(Set task) Set the following entries down again exactly, line by line.

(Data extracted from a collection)
####

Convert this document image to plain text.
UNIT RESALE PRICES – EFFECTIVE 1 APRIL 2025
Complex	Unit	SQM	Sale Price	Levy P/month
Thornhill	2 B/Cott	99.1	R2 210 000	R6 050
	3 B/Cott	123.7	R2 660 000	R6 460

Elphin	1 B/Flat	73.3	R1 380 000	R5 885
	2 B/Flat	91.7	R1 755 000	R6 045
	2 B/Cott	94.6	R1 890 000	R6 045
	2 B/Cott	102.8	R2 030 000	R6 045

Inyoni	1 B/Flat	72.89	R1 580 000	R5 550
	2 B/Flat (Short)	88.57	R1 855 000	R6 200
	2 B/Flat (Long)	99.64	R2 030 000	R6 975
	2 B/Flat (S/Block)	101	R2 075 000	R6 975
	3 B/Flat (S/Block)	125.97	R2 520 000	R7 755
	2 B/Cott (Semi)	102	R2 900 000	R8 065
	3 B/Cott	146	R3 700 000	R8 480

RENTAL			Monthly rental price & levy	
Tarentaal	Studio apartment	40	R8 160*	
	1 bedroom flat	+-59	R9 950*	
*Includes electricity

####

(Written solution)
Convert this document image to plain text.
UNIT RESALE PRICES – EFFECTIVE 1 APRIL 2025
Complex	Unit	SQM	Sale Price	Levy P/month
Thornhill	2 B/Cott	99.1	R2 210 000	R6 050
	3 B/Cott	123.7	R2 660 000	R6 460

Elphin	1 B/Flat	73.3	R1 380 000	R5 885
	2 B/Flat	91.7	R1 755 000	R6 045
	2 B/Cott	94.6	R1 890 000	R6 045
	2 B/Cott	102.8	R2 030 000	R6 045

Inyoni	1 B/Flat	72.89	R1 580 000	R5 550
	2 B/Flat (Short)	88.57	R1 855 000	R6 200
	2 B/Flat (Long)	99.64	R2 030 000	R6 975
	2 B/Flat (S/Block)	101	R2 075 000	R6 975
	3 B/Flat (S/Block)	125.97	R2 520 000	R7 755
	2 B/Cott (Semi)	102	R2 900 000	R8 065
	3 B/Cott	146	R3 700 000	R8 480

RENTAL			Monthly rental price & levy	
Tarentaal	Studio apartment	40	R8 160*	
	1 bedroom flat	+-59	R9 950*	
*Includes electricity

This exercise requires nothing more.